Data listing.
#####

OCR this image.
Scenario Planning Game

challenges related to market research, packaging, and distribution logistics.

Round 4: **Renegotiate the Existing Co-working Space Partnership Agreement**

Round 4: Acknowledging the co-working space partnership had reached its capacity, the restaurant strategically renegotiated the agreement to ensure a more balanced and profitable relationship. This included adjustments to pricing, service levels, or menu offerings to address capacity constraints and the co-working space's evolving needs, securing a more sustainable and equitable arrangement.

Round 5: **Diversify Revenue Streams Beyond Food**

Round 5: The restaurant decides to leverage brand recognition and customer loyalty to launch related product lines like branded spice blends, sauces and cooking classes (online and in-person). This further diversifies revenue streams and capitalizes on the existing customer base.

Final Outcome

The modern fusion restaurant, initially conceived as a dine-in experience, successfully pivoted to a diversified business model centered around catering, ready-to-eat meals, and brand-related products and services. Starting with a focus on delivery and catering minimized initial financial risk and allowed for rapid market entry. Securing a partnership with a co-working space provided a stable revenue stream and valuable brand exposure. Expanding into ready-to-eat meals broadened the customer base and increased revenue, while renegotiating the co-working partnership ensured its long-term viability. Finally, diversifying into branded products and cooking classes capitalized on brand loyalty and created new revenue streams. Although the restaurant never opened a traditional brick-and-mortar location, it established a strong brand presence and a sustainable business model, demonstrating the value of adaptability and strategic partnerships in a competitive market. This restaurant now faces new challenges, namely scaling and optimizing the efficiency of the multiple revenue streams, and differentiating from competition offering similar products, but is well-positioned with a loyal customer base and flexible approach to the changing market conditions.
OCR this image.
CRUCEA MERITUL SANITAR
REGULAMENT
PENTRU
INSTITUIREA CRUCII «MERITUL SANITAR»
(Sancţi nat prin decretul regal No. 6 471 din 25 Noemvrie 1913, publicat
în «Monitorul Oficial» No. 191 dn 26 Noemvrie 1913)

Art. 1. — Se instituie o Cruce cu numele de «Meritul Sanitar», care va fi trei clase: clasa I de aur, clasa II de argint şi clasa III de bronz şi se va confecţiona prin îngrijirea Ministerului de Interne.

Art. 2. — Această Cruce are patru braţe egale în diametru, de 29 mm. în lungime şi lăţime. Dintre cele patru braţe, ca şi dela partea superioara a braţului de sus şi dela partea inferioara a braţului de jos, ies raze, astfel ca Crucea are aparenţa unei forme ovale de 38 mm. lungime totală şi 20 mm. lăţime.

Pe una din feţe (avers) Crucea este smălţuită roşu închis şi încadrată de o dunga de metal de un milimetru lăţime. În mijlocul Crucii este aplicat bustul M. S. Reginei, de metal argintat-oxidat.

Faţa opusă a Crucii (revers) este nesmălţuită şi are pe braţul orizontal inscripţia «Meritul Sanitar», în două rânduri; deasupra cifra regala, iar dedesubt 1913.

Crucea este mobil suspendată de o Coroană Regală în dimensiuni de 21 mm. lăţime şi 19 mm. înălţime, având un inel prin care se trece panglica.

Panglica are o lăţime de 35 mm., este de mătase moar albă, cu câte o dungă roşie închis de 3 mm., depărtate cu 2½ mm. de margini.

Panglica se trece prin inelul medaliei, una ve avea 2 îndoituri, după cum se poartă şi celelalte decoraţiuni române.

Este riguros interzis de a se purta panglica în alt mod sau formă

#####

Aim of the task. Show the data once more, exactly as it was written.

Response.
OCR this image.
Scenario Planning Game

challenges related to market research, packaging, and distribution logistics.

Round 4: **Renegotiate the Existing Co-working Space Partnership Agreement**

Round 4: Acknowledging the co-working space partnership had reached its capacity, the restaurant strategically renegotiated the agreement to ensure a more balanced and profitable relationship. This included adjustments to pricing, service levels, or menu offerings to address capacity constraints and the co-working space's evolving needs, securing a more sustainable and equitable arrangement.

Round 5: **Diversify Revenue Streams Beyond Food**

Round 5: The restaurant decides to leverage brand recognition and customer loyalty to launch related product lines like branded spice blends, sauces and cooking classes (online and in-person). This further diversifies revenue streams and capitalizes on the existing customer base.

Final Outcome

The modern fusion restaurant, initially conceived as a dine-in experience, successfully pivoted to a diversified business model centered around catering, ready-to-eat meals, and brand-related products and services. Starting with a focus on delivery and catering minimized initial financial risk and allowed for rapid market entry. Securing a partnership with a co-working space provided a stable revenue stream and valuable brand exposure. Expanding into ready-to-eat meals broadened the customer base and increased revenue, while renegotiating the co-working partnership ensured its long-term viability. Finally, diversifying into branded products and cooking classes capitalized on brand loyalty and created new revenue streams. Although the restaurant never opened a traditional brick-and-mortar location, it established a strong brand presence and a sustainable business model, demonstrating the value of adaptability and strategic partnerships in a competitive market. This restaurant now faces new challenges, namely scaling and optimizing the efficiency of the multiple revenue streams, and differentiating from competition offering similar products, but is well-positioned with a loyal customer base and flexible approach to the changing market conditions.
OCR this image.
CRUCEA MERITUL SANITAR
REGULAMENT
PENTRU
INSTITUIREA CRUCII «MERITUL SANITAR»
(Sancţi nat prin decretul regal No. 6 471 din 25 Noemvrie 1913, publicat
în «Monitorul Oficial» No. 191 dn 26 Noemvrie 1913)

Art. 1. — Se instituie o Cruce cu numele de «Meritul Sanitar», care va fi trei clase: clasa I de aur, clasa II de argint şi clasa III de bronz şi se va confecţiona prin îngrijirea Ministerului de Interne.

Art. 2. — Această Cruce are patru braţe egale în diametru, de 29 mm. în lungime şi lăţime. Dintre cele patru braţe, ca şi dela partea superioara a braţului de sus şi dela partea inferioara a braţului de jos, ies raze, astfel ca Crucea are aparenţa unei forme ovale de 38 mm. lungime totală şi 20 mm. lăţime.

Pe una din feţe (avers) Crucea este smălţuită roşu închis şi încadrată de o dunga de metal de un milimetru lăţime. În mijlocul Crucii este aplicat bustul M. S. Reginei, de metal argintat-oxidat.

Faţa opusă a Crucii (revers) este nesmălţuită şi are pe braţul orizontal inscripţia «Meritul Sanitar», în două rânduri; deasupra cifra regala, iar dedesubt 1913.

Crucea este mobil suspendată de o Coroană Regală în dimensiuni de 21 mm. lăţime şi 19 mm. înălţime, având un inel prin care se trece panglica.

Panglica are o lăţime de 35 mm., este de mătase moar albă, cu câte o dungă roşie închis de 3 mm., depărtate cu 2½ mm. de margini.

Panglica se trece prin inelul medaliei, una ve avea 2 îndoituri, după cum se poartă şi celelalte decoraţiuni române.

Este riguros interzis de a se purta panglica în alt mod sau formă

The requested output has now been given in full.